> [Stated task]: What lines of the data include the string "Thích"? Copy them all.

> [Extracted information]:

:::

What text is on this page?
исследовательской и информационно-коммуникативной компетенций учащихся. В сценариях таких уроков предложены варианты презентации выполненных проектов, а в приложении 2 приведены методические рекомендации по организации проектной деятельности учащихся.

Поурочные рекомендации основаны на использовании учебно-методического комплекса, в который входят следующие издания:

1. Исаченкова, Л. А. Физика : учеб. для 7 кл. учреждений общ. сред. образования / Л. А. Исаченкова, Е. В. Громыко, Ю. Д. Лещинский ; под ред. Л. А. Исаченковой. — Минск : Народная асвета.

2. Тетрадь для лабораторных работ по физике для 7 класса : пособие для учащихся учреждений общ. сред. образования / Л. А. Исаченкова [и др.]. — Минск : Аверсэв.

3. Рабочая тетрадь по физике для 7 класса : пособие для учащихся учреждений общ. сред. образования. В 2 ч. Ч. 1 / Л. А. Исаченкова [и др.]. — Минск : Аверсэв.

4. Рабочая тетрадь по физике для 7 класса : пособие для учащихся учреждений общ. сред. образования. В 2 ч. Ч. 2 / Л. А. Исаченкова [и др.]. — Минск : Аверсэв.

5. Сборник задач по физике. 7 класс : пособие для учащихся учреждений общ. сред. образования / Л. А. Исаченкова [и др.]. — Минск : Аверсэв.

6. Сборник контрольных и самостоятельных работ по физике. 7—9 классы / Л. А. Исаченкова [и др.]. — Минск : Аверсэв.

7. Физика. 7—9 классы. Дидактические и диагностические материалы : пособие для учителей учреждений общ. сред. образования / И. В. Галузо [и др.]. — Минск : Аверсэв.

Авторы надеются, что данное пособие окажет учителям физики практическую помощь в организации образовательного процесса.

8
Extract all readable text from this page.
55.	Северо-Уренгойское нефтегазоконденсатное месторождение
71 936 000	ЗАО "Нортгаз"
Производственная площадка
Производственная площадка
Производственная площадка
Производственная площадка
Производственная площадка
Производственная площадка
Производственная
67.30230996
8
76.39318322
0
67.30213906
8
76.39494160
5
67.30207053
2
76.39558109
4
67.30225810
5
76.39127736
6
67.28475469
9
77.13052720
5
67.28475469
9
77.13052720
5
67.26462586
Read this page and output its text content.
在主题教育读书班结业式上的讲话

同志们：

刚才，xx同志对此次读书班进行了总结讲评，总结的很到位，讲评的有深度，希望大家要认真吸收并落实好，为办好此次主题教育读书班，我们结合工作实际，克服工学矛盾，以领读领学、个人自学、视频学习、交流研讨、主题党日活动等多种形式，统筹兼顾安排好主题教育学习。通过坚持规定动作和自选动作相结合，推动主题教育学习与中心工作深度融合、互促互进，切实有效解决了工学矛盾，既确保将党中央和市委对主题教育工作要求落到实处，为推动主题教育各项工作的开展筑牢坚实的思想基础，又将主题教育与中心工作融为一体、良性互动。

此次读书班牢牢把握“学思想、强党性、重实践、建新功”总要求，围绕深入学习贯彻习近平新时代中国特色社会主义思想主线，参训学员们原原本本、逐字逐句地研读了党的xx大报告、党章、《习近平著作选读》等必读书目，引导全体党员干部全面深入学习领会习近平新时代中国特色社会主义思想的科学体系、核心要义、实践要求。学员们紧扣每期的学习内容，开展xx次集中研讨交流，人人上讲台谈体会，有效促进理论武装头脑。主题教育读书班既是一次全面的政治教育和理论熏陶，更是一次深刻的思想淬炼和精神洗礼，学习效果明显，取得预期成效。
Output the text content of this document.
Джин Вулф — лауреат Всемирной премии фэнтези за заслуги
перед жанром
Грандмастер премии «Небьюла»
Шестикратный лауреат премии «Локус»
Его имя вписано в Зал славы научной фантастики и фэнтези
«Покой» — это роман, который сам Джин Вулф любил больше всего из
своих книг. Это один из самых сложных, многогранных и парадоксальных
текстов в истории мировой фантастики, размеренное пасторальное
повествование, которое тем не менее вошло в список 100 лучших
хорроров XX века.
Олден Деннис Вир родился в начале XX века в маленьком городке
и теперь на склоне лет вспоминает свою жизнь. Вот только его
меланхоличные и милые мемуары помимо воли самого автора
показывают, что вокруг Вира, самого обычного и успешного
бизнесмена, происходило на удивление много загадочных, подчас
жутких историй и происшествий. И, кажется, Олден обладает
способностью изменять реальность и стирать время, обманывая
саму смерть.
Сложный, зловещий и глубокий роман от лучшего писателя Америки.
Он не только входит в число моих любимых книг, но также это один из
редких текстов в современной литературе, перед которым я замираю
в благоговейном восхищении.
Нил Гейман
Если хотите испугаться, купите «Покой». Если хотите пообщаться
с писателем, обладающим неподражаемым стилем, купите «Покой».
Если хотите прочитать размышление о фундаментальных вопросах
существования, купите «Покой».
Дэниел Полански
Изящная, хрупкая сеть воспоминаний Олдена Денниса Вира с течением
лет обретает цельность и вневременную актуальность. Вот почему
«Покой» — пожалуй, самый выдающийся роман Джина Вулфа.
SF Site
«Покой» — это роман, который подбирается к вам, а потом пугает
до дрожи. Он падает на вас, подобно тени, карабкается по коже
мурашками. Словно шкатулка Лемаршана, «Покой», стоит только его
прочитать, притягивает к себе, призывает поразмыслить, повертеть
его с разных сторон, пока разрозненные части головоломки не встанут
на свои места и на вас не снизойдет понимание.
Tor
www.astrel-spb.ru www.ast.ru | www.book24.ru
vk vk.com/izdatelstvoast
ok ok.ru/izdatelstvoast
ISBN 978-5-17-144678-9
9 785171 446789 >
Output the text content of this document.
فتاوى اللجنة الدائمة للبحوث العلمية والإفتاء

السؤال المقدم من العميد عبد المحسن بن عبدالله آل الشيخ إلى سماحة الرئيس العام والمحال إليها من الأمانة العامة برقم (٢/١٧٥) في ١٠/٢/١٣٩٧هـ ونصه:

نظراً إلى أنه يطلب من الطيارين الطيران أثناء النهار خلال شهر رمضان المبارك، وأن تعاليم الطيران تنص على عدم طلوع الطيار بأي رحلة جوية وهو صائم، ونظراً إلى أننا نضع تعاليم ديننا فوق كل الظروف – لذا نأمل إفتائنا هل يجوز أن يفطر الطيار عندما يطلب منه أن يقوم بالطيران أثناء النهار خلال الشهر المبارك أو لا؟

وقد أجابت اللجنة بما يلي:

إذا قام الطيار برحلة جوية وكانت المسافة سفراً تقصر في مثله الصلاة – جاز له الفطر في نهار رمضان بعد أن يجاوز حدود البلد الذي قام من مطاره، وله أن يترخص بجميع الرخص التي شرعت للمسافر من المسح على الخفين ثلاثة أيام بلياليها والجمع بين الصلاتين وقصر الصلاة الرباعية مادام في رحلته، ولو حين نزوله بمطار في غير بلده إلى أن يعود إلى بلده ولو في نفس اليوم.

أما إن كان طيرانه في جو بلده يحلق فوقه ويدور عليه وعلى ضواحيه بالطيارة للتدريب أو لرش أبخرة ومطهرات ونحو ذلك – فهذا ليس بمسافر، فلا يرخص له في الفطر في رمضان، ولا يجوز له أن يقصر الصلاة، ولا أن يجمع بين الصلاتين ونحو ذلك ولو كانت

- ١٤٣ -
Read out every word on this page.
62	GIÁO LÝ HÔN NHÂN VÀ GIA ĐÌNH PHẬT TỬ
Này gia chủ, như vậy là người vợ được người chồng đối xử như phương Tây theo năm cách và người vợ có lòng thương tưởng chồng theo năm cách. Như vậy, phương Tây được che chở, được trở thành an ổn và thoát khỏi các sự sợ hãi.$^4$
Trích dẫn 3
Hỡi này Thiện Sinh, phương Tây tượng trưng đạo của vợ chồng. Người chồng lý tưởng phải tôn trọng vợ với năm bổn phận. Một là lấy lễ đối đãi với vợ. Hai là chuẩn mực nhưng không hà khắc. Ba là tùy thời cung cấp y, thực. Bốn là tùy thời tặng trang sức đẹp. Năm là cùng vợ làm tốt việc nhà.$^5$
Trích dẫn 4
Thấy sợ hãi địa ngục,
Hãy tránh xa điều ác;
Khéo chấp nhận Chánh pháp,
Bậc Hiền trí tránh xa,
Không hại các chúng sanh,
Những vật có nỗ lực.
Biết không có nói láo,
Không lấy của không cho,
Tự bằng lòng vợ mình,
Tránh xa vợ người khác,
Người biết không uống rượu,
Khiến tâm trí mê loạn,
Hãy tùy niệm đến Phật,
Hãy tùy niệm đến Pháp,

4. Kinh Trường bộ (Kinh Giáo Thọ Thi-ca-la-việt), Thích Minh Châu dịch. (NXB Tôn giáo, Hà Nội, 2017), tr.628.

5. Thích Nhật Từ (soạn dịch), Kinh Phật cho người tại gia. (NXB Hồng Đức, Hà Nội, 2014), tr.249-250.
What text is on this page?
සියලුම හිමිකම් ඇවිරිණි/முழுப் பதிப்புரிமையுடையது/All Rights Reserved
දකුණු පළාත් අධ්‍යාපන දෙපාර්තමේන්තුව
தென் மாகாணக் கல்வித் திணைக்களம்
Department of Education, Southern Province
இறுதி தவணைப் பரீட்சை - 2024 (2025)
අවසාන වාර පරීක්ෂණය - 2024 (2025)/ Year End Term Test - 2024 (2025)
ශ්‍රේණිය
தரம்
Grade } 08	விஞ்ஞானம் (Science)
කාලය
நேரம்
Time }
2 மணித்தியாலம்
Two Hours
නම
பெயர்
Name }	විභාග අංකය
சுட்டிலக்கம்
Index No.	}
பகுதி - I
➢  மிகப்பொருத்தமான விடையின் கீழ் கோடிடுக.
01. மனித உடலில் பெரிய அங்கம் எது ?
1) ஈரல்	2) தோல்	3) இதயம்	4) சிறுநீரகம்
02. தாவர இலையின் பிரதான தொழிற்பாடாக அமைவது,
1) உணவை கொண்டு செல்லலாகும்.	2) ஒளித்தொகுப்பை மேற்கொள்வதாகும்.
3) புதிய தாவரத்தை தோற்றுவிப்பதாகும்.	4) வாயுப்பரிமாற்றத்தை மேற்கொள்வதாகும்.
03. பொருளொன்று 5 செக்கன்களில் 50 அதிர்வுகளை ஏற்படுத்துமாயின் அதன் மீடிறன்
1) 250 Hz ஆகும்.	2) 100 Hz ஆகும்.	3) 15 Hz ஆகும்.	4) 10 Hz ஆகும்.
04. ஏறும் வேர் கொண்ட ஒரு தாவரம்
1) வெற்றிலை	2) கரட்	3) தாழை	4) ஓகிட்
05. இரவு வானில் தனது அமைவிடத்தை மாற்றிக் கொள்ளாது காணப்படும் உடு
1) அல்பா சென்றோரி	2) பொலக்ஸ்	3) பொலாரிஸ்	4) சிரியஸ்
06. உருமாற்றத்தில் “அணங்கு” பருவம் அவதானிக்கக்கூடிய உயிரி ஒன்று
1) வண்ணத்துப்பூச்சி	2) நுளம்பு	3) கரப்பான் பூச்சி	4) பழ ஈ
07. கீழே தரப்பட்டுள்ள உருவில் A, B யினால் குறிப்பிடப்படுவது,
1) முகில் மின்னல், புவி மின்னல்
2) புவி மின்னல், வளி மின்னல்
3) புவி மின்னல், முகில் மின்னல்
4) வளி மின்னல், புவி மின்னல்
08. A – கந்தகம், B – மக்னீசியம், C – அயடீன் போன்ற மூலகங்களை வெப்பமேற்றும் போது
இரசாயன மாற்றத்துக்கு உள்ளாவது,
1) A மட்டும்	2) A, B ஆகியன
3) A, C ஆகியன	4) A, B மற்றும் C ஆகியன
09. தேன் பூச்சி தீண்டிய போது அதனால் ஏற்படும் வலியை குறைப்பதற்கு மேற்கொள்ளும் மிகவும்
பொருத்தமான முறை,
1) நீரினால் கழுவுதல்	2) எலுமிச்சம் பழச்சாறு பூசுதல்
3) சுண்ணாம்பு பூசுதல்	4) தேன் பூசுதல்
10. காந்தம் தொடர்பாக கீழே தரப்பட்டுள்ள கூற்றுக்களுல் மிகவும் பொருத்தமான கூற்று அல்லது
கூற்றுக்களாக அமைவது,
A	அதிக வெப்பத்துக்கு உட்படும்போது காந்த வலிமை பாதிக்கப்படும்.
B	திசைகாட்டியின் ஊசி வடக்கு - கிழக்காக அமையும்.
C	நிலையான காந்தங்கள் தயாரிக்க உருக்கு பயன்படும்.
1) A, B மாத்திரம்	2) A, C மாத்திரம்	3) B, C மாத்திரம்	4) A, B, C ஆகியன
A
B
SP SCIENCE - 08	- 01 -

:::

> [Correct answer]:
4. Kinh Trường bộ (Kinh Giáo Thọ Thi-ca-la-việt), Thích Minh Châu dịch. (NXB Tôn giáo, Hà Nội, 2017), tr.628.
5. Thích Nhật Từ (soạn dịch), Kinh Phật cho người tại gia. (NXB Hồng Đức, Hà Nội, 2014), tr.249-250.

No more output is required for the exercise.